### INPUT

>>>

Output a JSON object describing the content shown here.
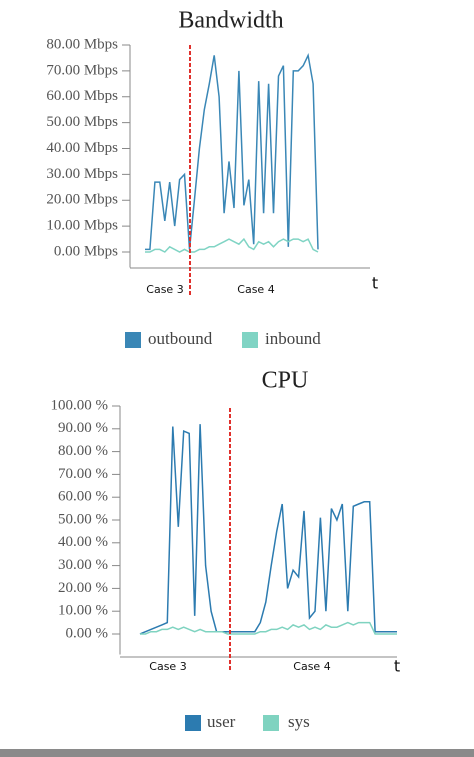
{
  "chart_data": [
    {
      "type": "line",
      "title": "Bandwidth",
      "x_label": "t",
      "annotations": [
        "Case 3",
        "Case 4"
      ],
      "categories": [
        null,
        null,
        null,
        null,
        null,
        null,
        null,
        null,
        null,
        null,
        null,
        null,
        null,
        null,
        null,
        null,
        null,
        null,
        null,
        null,
        null,
        null,
        null,
        null,
        null,
        null,
        null,
        null,
        null,
        null,
        null,
        null,
        null,
        null,
        null,
        null
      ],
      "series": [
        {
          "name": "outbound",
          "color": "#3a87b6",
          "values": [
            1,
            1,
            27,
            27,
            12,
            27,
            10,
            28,
            30,
            1,
            20,
            40,
            55,
            65,
            76,
            60,
            15,
            35,
            17,
            70,
            18,
            28,
            3,
            66,
            15,
            65,
            15,
            68,
            72,
            2,
            70,
            70,
            72,
            76,
            65,
            1
          ]
        },
        {
          "name": "inbound",
          "color": "#80d4c4",
          "values": [
            0,
            0,
            1,
            1,
            0,
            2,
            1,
            0,
            1,
            0,
            0,
            1,
            1,
            2,
            2,
            3,
            4,
            5,
            4,
            3,
            5,
            2,
            1,
            4,
            3,
            4,
            2,
            4,
            5,
            4,
            5,
            5,
            4,
            5,
            1,
            0
          ]
        }
      ],
      "ylim": [
        -6,
        80
      ],
      "yticks": [
        {
          "value": 0,
          "label": "0.00 Mbps"
        },
        {
          "value": 10,
          "label": "10.00 Mbps"
        },
        {
          "value": 20,
          "label": "20.00 Mbps"
        },
        {
          "value": 30,
          "label": "30.00 Mbps"
        },
        {
          "value": 40,
          "label": "40.00 Mbps"
        },
        {
          "value": 50,
          "label": "50.00 Mbps"
        },
        {
          "value": 60,
          "label": "60.00 Mbps"
        },
        {
          "value": 70,
          "label": "70.00 Mbps"
        },
        {
          "value": 80,
          "label": "80.00 Mbps"
        }
      ],
      "divider_color": "#e0302c"
    },
    {
      "type": "line",
      "title": "CPU",
      "x_label": "t",
      "annotations": [
        "Case 3",
        "Case 4"
      ],
      "categories": [
        null,
        null,
        null,
        null,
        null,
        null,
        null,
        null,
        null,
        null,
        null,
        null,
        null,
        null,
        null,
        null,
        null,
        null,
        null,
        null,
        null,
        null,
        null,
        null,
        null,
        null,
        null,
        null,
        null,
        null,
        null,
        null,
        null,
        null,
        null,
        null,
        null,
        null,
        null,
        null,
        null,
        null,
        null,
        null,
        null,
        null,
        null,
        null
      ],
      "series": [
        {
          "name": "user",
          "color": "#2c7bb0",
          "values": [
            0,
            1,
            2,
            3,
            4,
            5,
            91,
            47,
            89,
            88,
            8,
            92,
            30,
            10,
            1,
            1,
            1,
            1,
            1,
            1,
            1,
            1,
            5,
            14,
            30,
            45,
            57,
            20,
            28,
            25,
            54,
            7,
            10,
            51,
            10,
            55,
            50,
            57,
            10,
            56,
            57,
            58,
            58,
            1,
            1,
            1,
            1,
            1
          ]
        },
        {
          "name": "sys",
          "color": "#7fd3c0",
          "values": [
            0,
            0,
            1,
            1,
            2,
            2,
            3,
            2,
            3,
            2,
            1,
            2,
            1,
            1,
            1,
            1,
            0,
            0,
            0,
            0,
            0,
            0,
            1,
            1,
            2,
            2,
            3,
            2,
            4,
            3,
            4,
            2,
            3,
            2,
            4,
            3,
            3,
            4,
            5,
            4,
            5,
            5,
            5,
            0,
            0,
            0,
            0,
            0
          ]
        }
      ],
      "ylim": [
        -9,
        100
      ],
      "yticks": [
        {
          "value": 0,
          "label": "0.00 %"
        },
        {
          "value": 10,
          "label": "10.00 %"
        },
        {
          "value": 20,
          "label": "20.00 %"
        },
        {
          "value": 30,
          "label": "30.00 %"
        },
        {
          "value": 40,
          "label": "40.00 %"
        },
        {
          "value": 50,
          "label": "50.00 %"
        },
        {
          "value": 60,
          "label": "60.00 %"
        },
        {
          "value": 70,
          "label": "70.00 %"
        },
        {
          "value": 80,
          "label": "80.00 %"
        },
        {
          "value": 90,
          "label": "90.00 %"
        },
        {
          "value": 100,
          "label": "100.00 %"
        }
      ],
      "divider_color": "#e0302c"
    }
  ]
}
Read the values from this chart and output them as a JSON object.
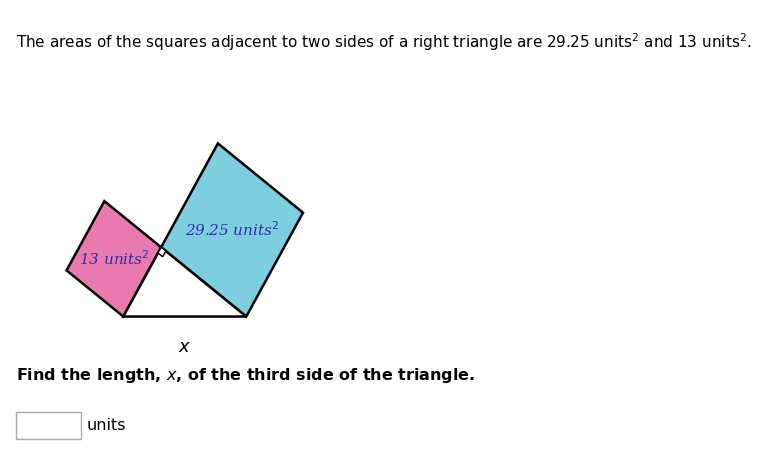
{
  "area_pink": 13,
  "area_cyan": 29.25,
  "pink_color": "#e87ab0",
  "cyan_color": "#7dcfdf",
  "edge_color": "#000000",
  "white_color": "#ffffff",
  "label_pink": "13 units$^2$",
  "label_cyan": "29.25 units$^2$",
  "xlabel": "$x$",
  "title_str": "The areas of the squares adjacent to two sides of a right triangle are $29.25\\ \\mathrm{units}^2$ and $13\\ \\mathrm{units}^2$.",
  "question_str": "Find the length, $x$, of the third side of the triangle.",
  "units_str": "units",
  "label_color": "#3030a0",
  "figsize": [
    7.79,
    4.71
  ],
  "dpi": 100,
  "bg_color": "#ffffff"
}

<<<

### WHAT YOU ARE ASKED TO DO
Reproduce the whole listing exactly, but not the images in it.

### SOLUTION BELOW
Output a JSON object describing the content shown here.
{
  "chart_data": [
    {
      "type": "line",
      "title": "Bandwidth",
      "x_label": "t",
      "annotations": [
        "Case 3",
        "Case 4"
      ],
      "categories": [
        null,
        null,
        null,
        null,
        null,
        null,
        null,
        null,
        null,
        null,
        null,
        null,
        null,
        null,
        null,
        null,
        null,
        null,
        null,
        null,
        null,
        null,
        null,
        null,
        null,
        null,
        null,
        null,
        null,
        null,
        null,
        null,
        null,
        null,
        null,
        null
      ],
      "series": [
        {
          "name": "outbound",
          "color": "#3a87b6",
          "values": [
            1,
            1,
            27,
            27,
            12,
            27,
            10,
            28,
            30,
            1,
            20,
            40,
            55,
            65,
            76,
            60,
            15,
            35,
            17,
            70,
            18,
            28,
            3,
            66,
            15,
            65,
            15,
            68,
            72,
            2,
            70,
            70,
            72,
            76,
            65,
            1
          ]
        },
        {
          "name": "inbound",
          "color": "#80d4c4",
          "values": [
            0,
            0,
            1,
            1,
            0,
            2,
            1,
            0,
            1,
            0,
            0,
            1,
            1,
            2,
            2,
            3,
            4,
            5,
            4,
            3,
            5,
            2,
            1,
            4,
            3,
            4,
            2,
            4,
            5,
            4,
            5,
            5,
            4,
            5,
            1,
            0
          ]
        }
      ],
      "ylim": [
        -6,
        80
      ],
      "yticks": [
        {
          "value": 0,
          "label": "0.00 Mbps"
        },
        {
          "value": 10,
          "label": "10.00 Mbps"
        },
        {
          "value": 20,
          "label": "20.00 Mbps"
        },
        {
          "value": 30,
          "label": "30.00 Mbps"
        },
        {
          "value": 40,
          "label": "40.00 Mbps"
        },
        {
          "value": 50,
          "label": "50.00 Mbps"
        },
        {
          "value": 60,
          "label": "60.00 Mbps"
        },
        {
          "value": 70,
          "label": "70.00 Mbps"
        },
        {
          "value": 80,
          "label": "80.00 Mbps"
        }
      ],
      "divider_color": "#e0302c"
    },
    {
      "type": "line",
      "title": "CPU",
      "x_label": "t",
      "annotations": [
        "Case 3",
        "Case 4"
      ],
      "categories": [
        null,
        null,
        null,
        null,
        null,
        null,
        null,
        null,
        null,
        null,
        null,
        null,
        null,
        null,
        null,
        null,
        null,
        null,
        null,
        null,
        null,
        null,
        null,
        null,
        null,
        null,
        null,
        null,
        null,
        null,
        null,
        null,
        null,
        null,
        null,
        null,
        null,
        null,
        null,
        null,
        null,
        null,
        null,
        null,
        null,
        null,
        null,
        null
      ],
      "series": [
        {
          "name": "user",
          "color": "#2c7bb0",
          "values": [
            0,
            1,
            2,
            3,
            4,
            5,
            91,
            47,
            89,
            88,
            8,
            92,
            30,
            10,
            1,
            1,
            1,
            1,
            1,
            1,
            1,
            1,
            5,
            14,
            30,
            45,
            57,
            20,
            28,
            25,
            54,
            7,
            10,
            51,
            10,
            55,
            50,
            57,
            10,
            56,
            57,
            58,
            58,
            1,
            1,
            1,
            1,
            1
          ]
        },
        {
          "name": "sys",
          "color": "#7fd3c0",
          "values": [
            0,
            0,
            1,
            1,
            2,
            2,
            3,
            2,
            3,
            2,
            1,
            2,
            1,
            1,
            1,
            1,
            0,
            0,
            0,
            0,
            0,
            0,
            1,
            1,
            2,
            2,
            3,
            2,
            4,
            3,
            4,
            2,
            3,
            2,
            4,
            3,
            3,
            4,
            5,
            4,
            5,
            5,
            5,
            0,
            0,
            0,
            0,
            0
          ]
        }
      ],
      "ylim": [
        -9,
        100
      ],
      "yticks": [
        {
          "value": 0,
          "label": "0.00 %"
        },
        {
          "value": 10,
          "label": "10.00 %"
        },
        {
          "value": 20,
          "label": "20.00 %"
        },
        {
          "value": 30,
          "label": "30.00 %"
        },
        {
          "value": 40,
          "label": "40.00 %"
        },
        {
          "value": 50,
          "label": "50.00 %"
        },
        {
          "value": 60,
          "label": "60.00 %"
        },
        {
          "value": 70,
          "label": "70.00 %"
        },
        {
          "value": 80,
          "label": "80.00 %"
        },
        {
          "value": 90,
          "label": "90.00 %"
        },
        {
          "value": 100,
          "label": "100.00 %"
        }
      ],
      "divider_color": "#e0302c"
    }
  ]
}
Read the values from this chart and output them as a JSON object.
{
  "area_pink": 13,
  "area_cyan": 29.25,
  "pink_color": "#e87ab0",
  "cyan_color": "#7dcfdf",
  "edge_color": "#000000",
  "white_color": "#ffffff",
  "label_pink": "13 units$^2$",
  "label_cyan": "29.25 units$^2$",
  "xlabel": "$x$",
  "title_str": "The areas of the squares adjacent to two sides of a right triangle are $29.25\\ \\mathrm{units}^2$ and $13\\ \\mathrm{units}^2$.",
  "question_str": "Find the length, $x$, of the third side of the triangle.",
  "units_str": "units",
  "label_color": "#3030a0",
  "figsize": [
    7.79,
    4.71
  ],
  "dpi": 100,
  "bg_color": "#ffffff"
}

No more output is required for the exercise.